- [JOB] Search the listing below for the string "structured" and copy every line where it occurs.

Records about charts and figures
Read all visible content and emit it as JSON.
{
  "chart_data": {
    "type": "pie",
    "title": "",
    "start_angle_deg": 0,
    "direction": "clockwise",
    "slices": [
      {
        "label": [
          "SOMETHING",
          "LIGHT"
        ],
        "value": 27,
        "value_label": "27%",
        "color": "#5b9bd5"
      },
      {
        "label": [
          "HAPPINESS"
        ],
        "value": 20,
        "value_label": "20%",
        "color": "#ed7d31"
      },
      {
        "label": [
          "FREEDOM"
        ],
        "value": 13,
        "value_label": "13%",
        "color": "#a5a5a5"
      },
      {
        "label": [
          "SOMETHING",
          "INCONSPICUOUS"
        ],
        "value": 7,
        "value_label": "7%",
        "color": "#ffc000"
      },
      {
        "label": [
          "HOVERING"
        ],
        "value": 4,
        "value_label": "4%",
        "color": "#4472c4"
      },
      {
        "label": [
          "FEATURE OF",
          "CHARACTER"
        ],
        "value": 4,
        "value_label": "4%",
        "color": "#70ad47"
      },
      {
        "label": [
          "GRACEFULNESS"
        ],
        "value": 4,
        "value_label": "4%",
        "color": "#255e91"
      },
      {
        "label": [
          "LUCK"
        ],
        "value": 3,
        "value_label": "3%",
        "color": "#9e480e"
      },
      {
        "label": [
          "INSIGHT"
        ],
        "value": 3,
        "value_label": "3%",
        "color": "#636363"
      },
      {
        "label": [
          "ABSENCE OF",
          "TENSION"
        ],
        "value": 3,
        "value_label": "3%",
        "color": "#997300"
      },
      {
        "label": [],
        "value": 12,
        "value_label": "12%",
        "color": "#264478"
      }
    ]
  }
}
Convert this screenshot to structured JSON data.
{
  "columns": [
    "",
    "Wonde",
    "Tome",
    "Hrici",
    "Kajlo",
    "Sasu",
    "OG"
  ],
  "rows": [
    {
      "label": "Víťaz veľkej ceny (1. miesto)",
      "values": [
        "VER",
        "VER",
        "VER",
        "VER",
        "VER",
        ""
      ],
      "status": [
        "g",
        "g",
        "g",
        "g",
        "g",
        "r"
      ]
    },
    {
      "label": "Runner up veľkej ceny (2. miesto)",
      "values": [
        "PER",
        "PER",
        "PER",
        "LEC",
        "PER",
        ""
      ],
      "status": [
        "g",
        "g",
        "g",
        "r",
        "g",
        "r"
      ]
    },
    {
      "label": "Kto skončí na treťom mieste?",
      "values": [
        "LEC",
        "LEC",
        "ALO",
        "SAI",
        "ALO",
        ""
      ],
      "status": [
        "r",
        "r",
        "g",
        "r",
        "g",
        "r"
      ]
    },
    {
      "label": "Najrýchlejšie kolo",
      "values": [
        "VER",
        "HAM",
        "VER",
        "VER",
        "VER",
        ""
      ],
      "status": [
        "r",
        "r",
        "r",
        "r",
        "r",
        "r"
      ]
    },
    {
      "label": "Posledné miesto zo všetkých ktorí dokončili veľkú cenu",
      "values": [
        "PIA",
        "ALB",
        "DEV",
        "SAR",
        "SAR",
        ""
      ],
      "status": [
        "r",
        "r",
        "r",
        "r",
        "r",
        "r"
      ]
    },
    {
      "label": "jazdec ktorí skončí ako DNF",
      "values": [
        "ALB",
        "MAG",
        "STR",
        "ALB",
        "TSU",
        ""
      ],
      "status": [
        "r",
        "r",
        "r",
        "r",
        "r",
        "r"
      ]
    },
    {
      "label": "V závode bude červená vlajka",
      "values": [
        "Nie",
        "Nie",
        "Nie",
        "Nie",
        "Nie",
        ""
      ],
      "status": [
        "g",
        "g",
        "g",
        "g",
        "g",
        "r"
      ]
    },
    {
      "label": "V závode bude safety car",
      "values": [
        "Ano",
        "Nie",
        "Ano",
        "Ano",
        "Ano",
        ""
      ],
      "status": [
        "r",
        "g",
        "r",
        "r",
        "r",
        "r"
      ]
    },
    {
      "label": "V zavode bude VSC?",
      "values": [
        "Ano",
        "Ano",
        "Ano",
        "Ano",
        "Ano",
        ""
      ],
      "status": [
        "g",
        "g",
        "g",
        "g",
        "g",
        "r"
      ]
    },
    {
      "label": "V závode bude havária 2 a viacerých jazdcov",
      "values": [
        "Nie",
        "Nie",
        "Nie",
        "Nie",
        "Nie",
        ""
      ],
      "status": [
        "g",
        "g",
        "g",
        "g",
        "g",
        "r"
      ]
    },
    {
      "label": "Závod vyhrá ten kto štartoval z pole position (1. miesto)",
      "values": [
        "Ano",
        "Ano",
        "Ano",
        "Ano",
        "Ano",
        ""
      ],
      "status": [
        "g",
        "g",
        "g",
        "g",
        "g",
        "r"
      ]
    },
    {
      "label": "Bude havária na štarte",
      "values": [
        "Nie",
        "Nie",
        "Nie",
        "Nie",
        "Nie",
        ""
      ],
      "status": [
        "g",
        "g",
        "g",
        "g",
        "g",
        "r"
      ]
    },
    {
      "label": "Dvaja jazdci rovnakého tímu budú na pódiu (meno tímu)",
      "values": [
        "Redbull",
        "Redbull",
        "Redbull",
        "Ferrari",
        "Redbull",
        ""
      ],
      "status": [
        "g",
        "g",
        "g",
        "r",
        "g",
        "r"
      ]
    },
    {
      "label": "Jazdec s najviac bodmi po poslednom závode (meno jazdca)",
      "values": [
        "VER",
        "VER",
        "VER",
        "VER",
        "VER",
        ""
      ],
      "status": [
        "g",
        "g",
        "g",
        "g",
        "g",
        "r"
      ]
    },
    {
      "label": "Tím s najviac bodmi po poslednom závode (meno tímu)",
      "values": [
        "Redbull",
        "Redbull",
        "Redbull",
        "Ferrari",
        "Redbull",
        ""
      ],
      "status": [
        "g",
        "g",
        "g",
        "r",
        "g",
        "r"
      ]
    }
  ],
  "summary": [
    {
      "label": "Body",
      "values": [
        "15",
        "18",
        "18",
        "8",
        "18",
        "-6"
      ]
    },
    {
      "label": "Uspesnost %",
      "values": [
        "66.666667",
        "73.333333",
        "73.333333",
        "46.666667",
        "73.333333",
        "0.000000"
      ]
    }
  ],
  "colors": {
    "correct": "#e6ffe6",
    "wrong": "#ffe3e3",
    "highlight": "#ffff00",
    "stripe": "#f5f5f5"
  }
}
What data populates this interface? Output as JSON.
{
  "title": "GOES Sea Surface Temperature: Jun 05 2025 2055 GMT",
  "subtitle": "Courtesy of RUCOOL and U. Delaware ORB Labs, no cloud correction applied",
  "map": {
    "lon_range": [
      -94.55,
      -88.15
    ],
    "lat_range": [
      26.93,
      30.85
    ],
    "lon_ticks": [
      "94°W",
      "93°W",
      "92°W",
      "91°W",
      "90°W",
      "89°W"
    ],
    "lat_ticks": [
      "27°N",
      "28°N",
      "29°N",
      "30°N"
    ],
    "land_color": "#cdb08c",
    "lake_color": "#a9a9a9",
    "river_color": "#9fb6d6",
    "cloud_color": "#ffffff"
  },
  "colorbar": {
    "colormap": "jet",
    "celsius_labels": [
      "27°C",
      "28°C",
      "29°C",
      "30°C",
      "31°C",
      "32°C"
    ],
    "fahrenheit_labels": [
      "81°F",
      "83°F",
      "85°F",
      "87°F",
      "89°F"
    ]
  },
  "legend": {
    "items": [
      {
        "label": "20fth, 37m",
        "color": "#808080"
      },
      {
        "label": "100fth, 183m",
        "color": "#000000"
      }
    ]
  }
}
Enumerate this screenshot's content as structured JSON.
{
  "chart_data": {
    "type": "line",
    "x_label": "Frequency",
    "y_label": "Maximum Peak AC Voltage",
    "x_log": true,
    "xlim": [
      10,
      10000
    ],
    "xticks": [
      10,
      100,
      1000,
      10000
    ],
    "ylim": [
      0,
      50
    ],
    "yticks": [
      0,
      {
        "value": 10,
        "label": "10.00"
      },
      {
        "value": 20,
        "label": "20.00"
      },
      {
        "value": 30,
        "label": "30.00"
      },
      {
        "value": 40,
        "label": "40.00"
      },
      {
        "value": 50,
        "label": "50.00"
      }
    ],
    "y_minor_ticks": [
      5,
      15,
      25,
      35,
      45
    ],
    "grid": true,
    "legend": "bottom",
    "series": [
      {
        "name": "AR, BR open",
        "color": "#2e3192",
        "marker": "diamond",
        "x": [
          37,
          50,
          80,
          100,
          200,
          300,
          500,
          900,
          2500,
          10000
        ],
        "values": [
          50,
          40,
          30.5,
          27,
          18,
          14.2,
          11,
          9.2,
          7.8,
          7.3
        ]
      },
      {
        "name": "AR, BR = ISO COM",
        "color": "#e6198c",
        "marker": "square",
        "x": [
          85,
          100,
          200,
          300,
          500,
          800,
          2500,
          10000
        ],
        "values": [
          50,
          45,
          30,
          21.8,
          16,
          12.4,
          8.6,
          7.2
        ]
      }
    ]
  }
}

- [THE SOLUTION]
Convert this screenshot to structured JSON data.
Enumerate this screenshot's content as structured JSON.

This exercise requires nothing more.